Your task is to transcribe the data in full.

--- BEGIN INFORMATION SUPPLIED ---

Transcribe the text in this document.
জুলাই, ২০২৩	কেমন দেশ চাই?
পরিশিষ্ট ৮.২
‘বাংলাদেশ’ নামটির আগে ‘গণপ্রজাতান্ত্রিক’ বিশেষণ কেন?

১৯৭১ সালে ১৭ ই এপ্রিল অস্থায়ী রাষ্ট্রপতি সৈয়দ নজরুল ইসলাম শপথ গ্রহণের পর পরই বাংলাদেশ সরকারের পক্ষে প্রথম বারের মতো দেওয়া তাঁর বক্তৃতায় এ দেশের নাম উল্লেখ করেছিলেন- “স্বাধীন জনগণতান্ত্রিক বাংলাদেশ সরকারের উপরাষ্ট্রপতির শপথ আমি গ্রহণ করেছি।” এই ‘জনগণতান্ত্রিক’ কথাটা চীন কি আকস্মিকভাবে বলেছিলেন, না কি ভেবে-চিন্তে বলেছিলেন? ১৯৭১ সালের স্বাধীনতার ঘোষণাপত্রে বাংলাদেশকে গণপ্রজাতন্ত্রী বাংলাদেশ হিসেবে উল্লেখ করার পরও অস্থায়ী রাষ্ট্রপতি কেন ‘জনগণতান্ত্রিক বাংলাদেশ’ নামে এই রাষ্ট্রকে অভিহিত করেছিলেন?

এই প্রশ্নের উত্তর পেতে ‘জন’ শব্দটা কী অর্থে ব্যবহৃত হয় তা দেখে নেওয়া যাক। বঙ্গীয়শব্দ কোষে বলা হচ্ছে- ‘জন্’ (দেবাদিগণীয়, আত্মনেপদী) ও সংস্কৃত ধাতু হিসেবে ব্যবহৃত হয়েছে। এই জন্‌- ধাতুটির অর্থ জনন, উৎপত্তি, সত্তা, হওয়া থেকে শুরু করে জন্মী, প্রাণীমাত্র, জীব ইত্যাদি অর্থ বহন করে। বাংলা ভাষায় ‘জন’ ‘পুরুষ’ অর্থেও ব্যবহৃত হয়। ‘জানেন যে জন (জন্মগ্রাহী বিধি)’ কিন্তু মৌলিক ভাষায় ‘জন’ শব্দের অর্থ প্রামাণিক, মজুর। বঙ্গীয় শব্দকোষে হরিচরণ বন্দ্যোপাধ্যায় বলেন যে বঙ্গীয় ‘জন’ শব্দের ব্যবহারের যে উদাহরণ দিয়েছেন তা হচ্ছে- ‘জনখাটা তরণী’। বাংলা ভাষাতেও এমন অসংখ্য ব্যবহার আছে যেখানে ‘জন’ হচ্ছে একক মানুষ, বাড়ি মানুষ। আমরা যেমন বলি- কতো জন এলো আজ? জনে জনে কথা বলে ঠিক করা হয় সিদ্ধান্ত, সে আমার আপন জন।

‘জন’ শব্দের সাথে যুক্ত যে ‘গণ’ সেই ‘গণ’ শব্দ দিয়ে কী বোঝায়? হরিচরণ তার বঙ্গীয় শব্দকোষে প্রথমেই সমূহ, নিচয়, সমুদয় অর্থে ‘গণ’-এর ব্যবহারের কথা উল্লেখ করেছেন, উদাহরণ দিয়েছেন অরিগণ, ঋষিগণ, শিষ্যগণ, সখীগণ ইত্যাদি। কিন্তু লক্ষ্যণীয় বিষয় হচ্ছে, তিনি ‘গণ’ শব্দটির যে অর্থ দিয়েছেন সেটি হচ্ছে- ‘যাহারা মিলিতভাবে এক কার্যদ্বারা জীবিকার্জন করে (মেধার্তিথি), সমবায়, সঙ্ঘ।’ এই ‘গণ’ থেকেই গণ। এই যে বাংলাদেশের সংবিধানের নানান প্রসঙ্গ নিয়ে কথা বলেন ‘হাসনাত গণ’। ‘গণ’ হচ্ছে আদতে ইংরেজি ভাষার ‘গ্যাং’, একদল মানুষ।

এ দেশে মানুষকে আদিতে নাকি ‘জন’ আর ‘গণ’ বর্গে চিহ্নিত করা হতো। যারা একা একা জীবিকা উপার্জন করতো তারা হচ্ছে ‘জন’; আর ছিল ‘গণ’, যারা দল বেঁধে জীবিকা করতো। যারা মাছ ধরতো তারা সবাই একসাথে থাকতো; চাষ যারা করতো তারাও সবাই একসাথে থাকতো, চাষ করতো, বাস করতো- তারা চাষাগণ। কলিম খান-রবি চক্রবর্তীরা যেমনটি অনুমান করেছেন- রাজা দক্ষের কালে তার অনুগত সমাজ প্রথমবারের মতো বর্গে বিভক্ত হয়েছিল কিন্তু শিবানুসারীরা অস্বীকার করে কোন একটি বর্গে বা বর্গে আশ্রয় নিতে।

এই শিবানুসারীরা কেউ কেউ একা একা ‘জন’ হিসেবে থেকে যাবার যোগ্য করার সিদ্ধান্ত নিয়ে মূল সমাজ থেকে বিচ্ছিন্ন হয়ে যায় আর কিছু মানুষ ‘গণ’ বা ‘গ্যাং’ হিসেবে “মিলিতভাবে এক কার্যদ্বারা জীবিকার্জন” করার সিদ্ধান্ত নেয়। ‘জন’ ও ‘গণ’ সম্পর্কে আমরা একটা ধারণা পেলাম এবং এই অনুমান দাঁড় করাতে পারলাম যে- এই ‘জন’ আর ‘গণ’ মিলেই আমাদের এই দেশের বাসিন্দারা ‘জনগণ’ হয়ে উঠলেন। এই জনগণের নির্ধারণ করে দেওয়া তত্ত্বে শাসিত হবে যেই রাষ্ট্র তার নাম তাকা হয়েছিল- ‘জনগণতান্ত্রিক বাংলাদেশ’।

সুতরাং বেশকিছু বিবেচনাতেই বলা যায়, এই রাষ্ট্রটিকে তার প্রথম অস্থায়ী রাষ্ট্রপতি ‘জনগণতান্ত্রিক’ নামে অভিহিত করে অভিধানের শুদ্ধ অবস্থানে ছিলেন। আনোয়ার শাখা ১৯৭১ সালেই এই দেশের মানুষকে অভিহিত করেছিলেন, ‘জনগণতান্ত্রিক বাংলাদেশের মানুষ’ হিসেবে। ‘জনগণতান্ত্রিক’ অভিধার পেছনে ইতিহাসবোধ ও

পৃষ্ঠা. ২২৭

--- END INFORMATION SUPPLIED ---

ANSWER TO THE TASK
Transcribe the text in this document.
জুলাই, ২০২৩	কেমন দেশ চাই?
পরিশিষ্ট ৮.২
‘বাংলাদেশ’ নামটির আগে ‘গণপ্রজাতান্ত্রিক’ বিশেষণ কেন?

১৯৭১ সালে ১৭ ই এপ্রিল অস্থায়ী রাষ্ট্রপতি সৈয়দ নজরুল ইসলাম শপথ গ্রহণের পর পরই বাংলাদেশ সরকারের পক্ষে প্রথম বারের মতো দেওয়া তাঁর বক্তৃতায় এ দেশের নাম উল্লেখ করেছিলেন- “স্বাধীন জনগণতান্ত্রিক বাংলাদেশ সরকারের উপরাষ্ট্রপতির শপথ আমি গ্রহণ করেছি।” এই ‘জনগণতান্ত্রিক’ কথাটা চীন কি আকস্মিকভাবে বলেছিলেন, না কি ভেবে-চিন্তে বলেছিলেন? ১৯৭১ সালের স্বাধীনতার ঘোষণাপত্রে বাংলাদেশকে গণপ্রজাতন্ত্রী বাংলাদেশ হিসেবে উল্লেখ করার পরও অস্থায়ী রাষ্ট্রপতি কেন ‘জনগণতান্ত্রিক বাংলাদেশ’ নামে এই রাষ্ট্রকে অভিহিত করেছিলেন?

এই প্রশ্নের উত্তর পেতে ‘জন’ শব্দটা কী অর্থে ব্যবহৃত হয় তা দেখে নেওয়া যাক। বঙ্গীয়শব্দ কোষে বলা হচ্ছে- ‘জন্’ (দেবাদিগণীয়, আত্মনেপদী) ও সংস্কৃত ধাতু হিসেবে ব্যবহৃত হয়েছে। এই জন্‌- ধাতুটির অর্থ জনন, উৎপত্তি, সত্তা, হওয়া থেকে শুরু করে জন্মী, প্রাণীমাত্র, জীব ইত্যাদি অর্থ বহন করে। বাংলা ভাষায় ‘জন’ ‘পুরুষ’ অর্থেও ব্যবহৃত হয়। ‘জানেন যে জন (জন্মগ্রাহী বিধি)’ কিন্তু মৌলিক ভাষায় ‘জন’ শব্দের অর্থ প্রামাণিক, মজুর। বঙ্গীয় শব্দকোষে হরিচরণ বন্দ্যোপাধ্যায় বলেন যে বঙ্গীয় ‘জন’ শব্দের ব্যবহারের যে উদাহরণ দিয়েছেন তা হচ্ছে- ‘জনখাটা তরণী’। বাংলা ভাষাতেও এমন অসংখ্য ব্যবহার আছে যেখানে ‘জন’ হচ্ছে একক মানুষ, বাড়ি মানুষ। আমরা যেমন বলি- কতো জন এলো আজ? জনে জনে কথা বলে ঠিক করা হয় সিদ্ধান্ত, সে আমার আপন জন।

‘জন’ শব্দের সাথে যুক্ত যে ‘গণ’ সেই ‘গণ’ শব্দ দিয়ে কী বোঝায়? হরিচরণ তার বঙ্গীয় শব্দকোষে প্রথমেই সমূহ, নিচয়, সমুদয় অর্থে ‘গণ’-এর ব্যবহারের কথা উল্লেখ করেছেন, উদাহরণ দিয়েছেন অরিগণ, ঋষিগণ, শিষ্যগণ, সখীগণ ইত্যাদি। কিন্তু লক্ষ্যণীয় বিষয় হচ্ছে, তিনি ‘গণ’ শব্দটির যে অর্থ দিয়েছেন সেটি হচ্ছে- ‘যাহারা মিলিতভাবে এক কার্যদ্বারা জীবিকার্জন করে (মেধার্তিথি), সমবায়, সঙ্ঘ।’ এই ‘গণ’ থেকেই গণ। এই যে বাংলাদেশের সংবিধানের নানান প্রসঙ্গ নিয়ে কথা বলেন ‘হাসনাত গণ’। ‘গণ’ হচ্ছে আদতে ইংরেজি ভাষার ‘গ্যাং’, একদল মানুষ।

এ দেশে মানুষকে আদিতে নাকি ‘জন’ আর ‘গণ’ বর্গে চিহ্নিত করা হতো। যারা একা একা জীবিকা উপার্জন করতো তারা হচ্ছে ‘জন’; আর ছিল ‘গণ’, যারা দল বেঁধে জীবিকা করতো। যারা মাছ ধরতো তারা সবাই একসাথে থাকতো; চাষ যারা করতো তারাও সবাই একসাথে থাকতো, চাষ করতো, বাস করতো- তারা চাষাগণ। কলিম খান-রবি চক্রবর্তীরা যেমনটি অনুমান করেছেন- রাজা দক্ষের কালে তার অনুগত সমাজ প্রথমবারের মতো বর্গে বিভক্ত হয়েছিল কিন্তু শিবানুসারীরা অস্বীকার করে কোন একটি বর্গে বা বর্গে আশ্রয় নিতে।

এই শিবানুসারীরা কেউ কেউ একা একা ‘জন’ হিসেবে থেকে যাবার যোগ্য করার সিদ্ধান্ত নিয়ে মূল সমাজ থেকে বিচ্ছিন্ন হয়ে যায় আর কিছু মানুষ ‘গণ’ বা ‘গ্যাং’ হিসেবে “মিলিতভাবে এক কার্যদ্বারা জীবিকার্জন” করার সিদ্ধান্ত নেয়। ‘জন’ ও ‘গণ’ সম্পর্কে আমরা একটা ধারণা পেলাম এবং এই অনুমান দাঁড় করাতে পারলাম যে- এই ‘জন’ আর ‘গণ’ মিলেই আমাদের এই দেশের বাসিন্দারা ‘জনগণ’ হয়ে উঠলেন। এই জনগণের নির্ধারণ করে দেওয়া তত্ত্বে শাসিত হবে যেই রাষ্ট্র তার নাম তাকা হয়েছিল- ‘জনগণতান্ত্রিক বাংলাদেশ’।

সুতরাং বেশকিছু বিবেচনাতেই বলা যায়, এই রাষ্ট্রটিকে তার প্রথম অস্থায়ী রাষ্ট্রপতি ‘জনগণতান্ত্রিক’ নামে অভিহিত করে অভিধানের শুদ্ধ অবস্থানে ছিলেন। আনোয়ার শাখা ১৯৭১ সালেই এই দেশের মানুষকে অভিহিত করেছিলেন, ‘জনগণতান্ত্রিক বাংলাদেশের মানুষ’ হিসেবে। ‘জনগণতান্ত্রিক’ অভিধার পেছনে ইতিহাসবোধ ও

পৃষ্ঠা. ২২৭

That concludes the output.